(Exercise task)
Which lines below hold the word "layers"? Report each one.
***** Material provided *****
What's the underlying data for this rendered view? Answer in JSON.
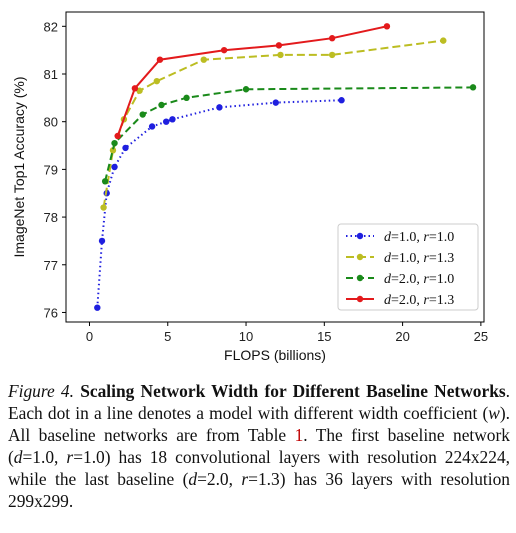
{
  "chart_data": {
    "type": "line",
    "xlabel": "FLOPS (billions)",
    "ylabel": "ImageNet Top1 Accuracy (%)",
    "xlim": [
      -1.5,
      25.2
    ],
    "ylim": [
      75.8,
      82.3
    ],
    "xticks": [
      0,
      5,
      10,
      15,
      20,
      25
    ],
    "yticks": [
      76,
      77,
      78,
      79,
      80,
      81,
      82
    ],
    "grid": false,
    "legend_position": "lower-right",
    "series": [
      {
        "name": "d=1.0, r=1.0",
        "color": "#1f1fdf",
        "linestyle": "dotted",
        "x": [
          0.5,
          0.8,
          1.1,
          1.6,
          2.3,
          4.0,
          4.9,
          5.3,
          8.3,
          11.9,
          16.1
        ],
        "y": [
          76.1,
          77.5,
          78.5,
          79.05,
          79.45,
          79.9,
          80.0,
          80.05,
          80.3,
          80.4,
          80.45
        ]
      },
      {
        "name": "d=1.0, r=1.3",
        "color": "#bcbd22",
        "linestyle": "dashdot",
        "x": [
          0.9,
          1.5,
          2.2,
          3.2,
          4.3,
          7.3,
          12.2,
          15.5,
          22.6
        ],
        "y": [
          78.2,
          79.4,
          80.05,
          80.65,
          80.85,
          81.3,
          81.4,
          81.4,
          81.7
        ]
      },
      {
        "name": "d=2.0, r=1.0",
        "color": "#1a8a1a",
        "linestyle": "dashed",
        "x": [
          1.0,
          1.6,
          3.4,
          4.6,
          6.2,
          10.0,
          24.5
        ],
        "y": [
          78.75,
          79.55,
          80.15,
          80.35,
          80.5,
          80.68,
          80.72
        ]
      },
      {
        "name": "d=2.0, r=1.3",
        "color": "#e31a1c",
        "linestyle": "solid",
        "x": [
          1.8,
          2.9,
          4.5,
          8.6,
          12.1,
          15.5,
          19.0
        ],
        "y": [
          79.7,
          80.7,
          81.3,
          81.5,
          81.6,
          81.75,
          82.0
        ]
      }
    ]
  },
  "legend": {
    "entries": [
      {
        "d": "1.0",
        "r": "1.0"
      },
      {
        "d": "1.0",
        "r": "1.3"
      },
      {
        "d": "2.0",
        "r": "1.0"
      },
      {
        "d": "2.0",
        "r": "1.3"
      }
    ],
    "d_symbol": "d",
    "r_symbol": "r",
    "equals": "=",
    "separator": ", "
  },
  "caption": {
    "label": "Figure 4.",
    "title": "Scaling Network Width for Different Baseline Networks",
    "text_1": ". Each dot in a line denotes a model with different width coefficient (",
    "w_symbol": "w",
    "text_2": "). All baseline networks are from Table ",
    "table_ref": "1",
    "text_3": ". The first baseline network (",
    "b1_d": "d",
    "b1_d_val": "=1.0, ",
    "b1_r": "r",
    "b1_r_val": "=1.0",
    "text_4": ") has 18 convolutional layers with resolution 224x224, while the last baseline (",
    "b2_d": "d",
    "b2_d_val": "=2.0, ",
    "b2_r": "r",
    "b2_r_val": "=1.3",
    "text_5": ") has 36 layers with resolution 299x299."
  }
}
*****
(Exercise answer)
    "text_4": ") has 18 convolutional layers with resolution 224x224, while the last baseline (",
    "text_5": ") has 36 layers with resolution 299x299."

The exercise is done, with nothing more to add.